---- DATA SUPPLIED
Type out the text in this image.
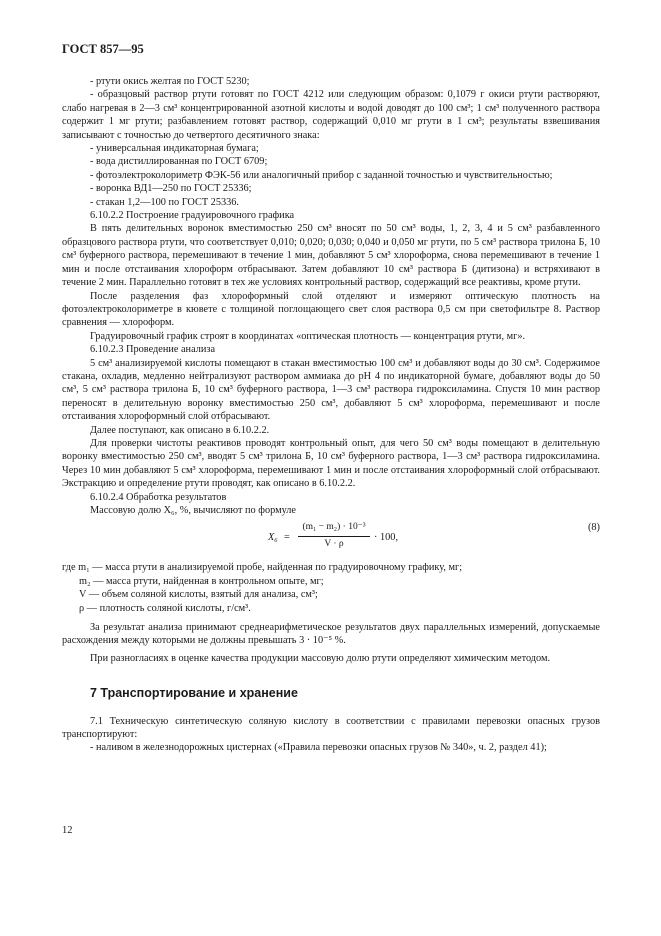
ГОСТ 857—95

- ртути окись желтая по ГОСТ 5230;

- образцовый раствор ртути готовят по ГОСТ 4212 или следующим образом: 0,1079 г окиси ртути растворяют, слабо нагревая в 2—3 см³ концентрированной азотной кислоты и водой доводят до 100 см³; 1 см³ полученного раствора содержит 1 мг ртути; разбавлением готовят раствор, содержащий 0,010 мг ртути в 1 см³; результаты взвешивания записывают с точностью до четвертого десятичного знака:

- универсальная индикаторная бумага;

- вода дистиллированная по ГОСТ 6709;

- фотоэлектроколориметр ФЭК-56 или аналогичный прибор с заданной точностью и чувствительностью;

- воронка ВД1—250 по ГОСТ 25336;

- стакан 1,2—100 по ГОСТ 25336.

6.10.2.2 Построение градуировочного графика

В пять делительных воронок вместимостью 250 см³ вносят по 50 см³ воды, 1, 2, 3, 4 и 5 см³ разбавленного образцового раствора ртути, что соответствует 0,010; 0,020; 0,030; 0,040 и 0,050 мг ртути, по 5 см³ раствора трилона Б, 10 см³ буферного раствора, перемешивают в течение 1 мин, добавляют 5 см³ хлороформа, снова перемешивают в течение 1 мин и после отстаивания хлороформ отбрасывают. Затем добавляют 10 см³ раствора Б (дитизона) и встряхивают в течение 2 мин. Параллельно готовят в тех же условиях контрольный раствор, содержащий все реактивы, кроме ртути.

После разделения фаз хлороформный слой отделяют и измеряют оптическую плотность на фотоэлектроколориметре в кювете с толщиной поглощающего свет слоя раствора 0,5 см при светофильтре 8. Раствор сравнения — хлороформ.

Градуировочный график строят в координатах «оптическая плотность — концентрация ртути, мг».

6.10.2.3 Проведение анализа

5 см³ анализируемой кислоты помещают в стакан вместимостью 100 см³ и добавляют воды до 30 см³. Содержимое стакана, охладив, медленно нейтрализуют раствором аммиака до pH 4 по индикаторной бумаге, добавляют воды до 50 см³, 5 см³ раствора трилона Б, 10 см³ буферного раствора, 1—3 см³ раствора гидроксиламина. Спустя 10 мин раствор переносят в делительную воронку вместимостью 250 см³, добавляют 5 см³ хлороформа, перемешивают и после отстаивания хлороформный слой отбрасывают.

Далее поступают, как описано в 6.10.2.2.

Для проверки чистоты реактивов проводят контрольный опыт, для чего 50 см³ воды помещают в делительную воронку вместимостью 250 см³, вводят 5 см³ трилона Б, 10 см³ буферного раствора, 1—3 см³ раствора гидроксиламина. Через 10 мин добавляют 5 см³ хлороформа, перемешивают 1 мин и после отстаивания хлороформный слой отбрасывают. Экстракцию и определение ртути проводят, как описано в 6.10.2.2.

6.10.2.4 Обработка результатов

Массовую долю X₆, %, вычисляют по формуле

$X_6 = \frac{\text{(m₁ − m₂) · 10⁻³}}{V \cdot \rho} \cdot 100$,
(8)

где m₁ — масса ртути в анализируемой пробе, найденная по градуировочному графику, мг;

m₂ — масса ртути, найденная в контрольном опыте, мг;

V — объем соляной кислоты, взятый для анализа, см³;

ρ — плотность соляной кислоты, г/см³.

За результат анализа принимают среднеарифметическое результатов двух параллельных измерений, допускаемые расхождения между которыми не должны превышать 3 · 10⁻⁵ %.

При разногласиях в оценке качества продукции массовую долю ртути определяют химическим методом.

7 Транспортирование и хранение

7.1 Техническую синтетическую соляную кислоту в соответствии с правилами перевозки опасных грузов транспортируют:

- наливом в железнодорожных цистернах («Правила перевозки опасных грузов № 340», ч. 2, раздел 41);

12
--------
---- DATA SUPPLIED
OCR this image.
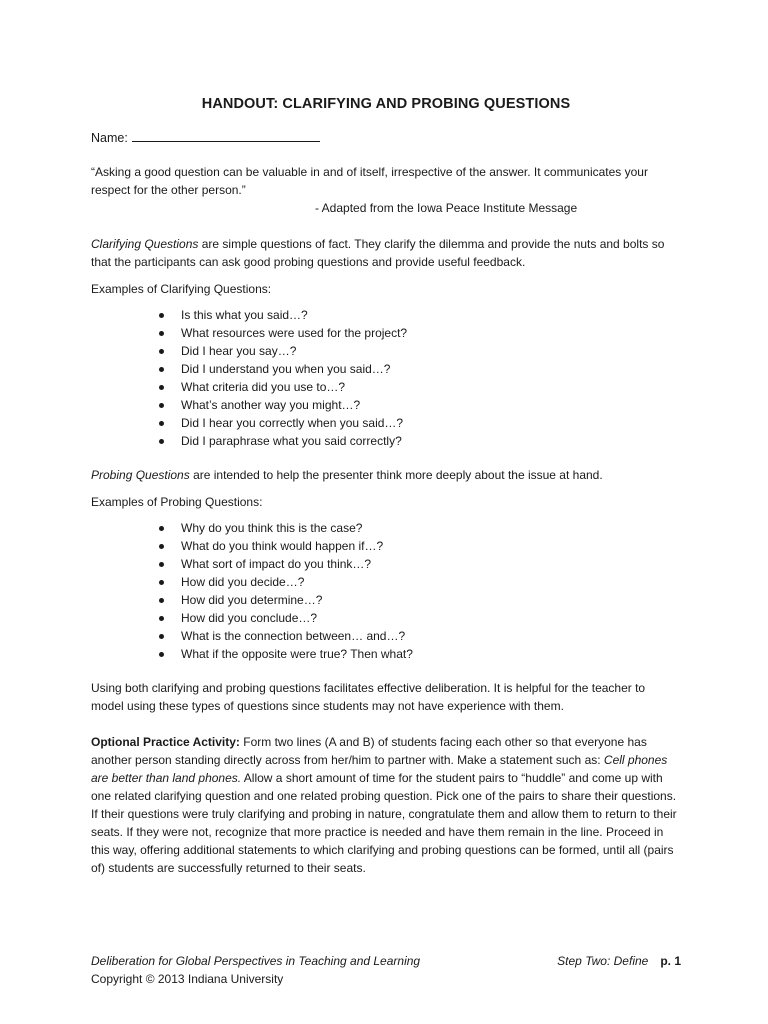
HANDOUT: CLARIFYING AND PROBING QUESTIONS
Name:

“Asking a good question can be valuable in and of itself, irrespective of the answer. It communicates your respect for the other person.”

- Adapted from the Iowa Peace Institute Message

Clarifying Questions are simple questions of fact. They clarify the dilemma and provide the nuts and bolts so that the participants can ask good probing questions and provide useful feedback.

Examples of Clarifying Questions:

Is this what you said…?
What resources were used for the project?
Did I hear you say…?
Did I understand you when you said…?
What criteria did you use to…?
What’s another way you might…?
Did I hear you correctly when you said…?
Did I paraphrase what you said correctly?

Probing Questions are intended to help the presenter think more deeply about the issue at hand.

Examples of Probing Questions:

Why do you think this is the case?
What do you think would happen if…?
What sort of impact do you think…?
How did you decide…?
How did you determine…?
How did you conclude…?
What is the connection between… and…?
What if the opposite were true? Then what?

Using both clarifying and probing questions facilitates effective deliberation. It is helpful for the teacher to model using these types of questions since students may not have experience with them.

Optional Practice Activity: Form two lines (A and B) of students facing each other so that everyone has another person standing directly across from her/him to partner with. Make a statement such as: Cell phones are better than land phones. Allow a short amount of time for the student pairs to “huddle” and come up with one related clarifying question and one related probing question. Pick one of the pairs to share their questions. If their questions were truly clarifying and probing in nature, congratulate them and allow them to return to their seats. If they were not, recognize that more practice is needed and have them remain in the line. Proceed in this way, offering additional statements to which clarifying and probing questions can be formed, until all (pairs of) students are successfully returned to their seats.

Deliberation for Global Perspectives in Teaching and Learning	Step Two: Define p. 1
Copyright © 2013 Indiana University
--------
● **EXERCISE OBJECTIVE**: From the entries above, copy every line that holds the word "помещают".

● **EXERCISE OUTPUT**:
5 см³ анализируемой кислоты помещают в стакан вместимостью 100 см³ и добавляют воды до 30 см³. Содержимое стакана, охладив, медленно нейтрализуют раствором аммиака до pH 4 по индикаторной бумаге, добавляют воды до 50 см³, 5 см³ раствора трилона Б, 10 см³ буферного раствора, 1—3 см³ раствора гидроксиламина. Спустя 10 мин раствор переносят в делительную воронку вместимостью 250 см³, добавляют 5 см³ хлороформа, перемешивают и после отстаивания хлороформный слой отбрасывают.
Для проверки чистоты реактивов проводят контрольный опыт, для чего 50 см³ воды помещают в делительную воронку вместимостью 250 см³, вводят 5 см³ трилона Б, 10 см³ буферного раствора, 1—3 см³ раствора гидроксиламина. Через 10 мин добавляют 5 см³ хлороформа, перемешивают 1 мин и после отстаивания хлороформный слой отбрасывают. Экстракцию и определение ртути проводят, как описано в 6.10.2.2.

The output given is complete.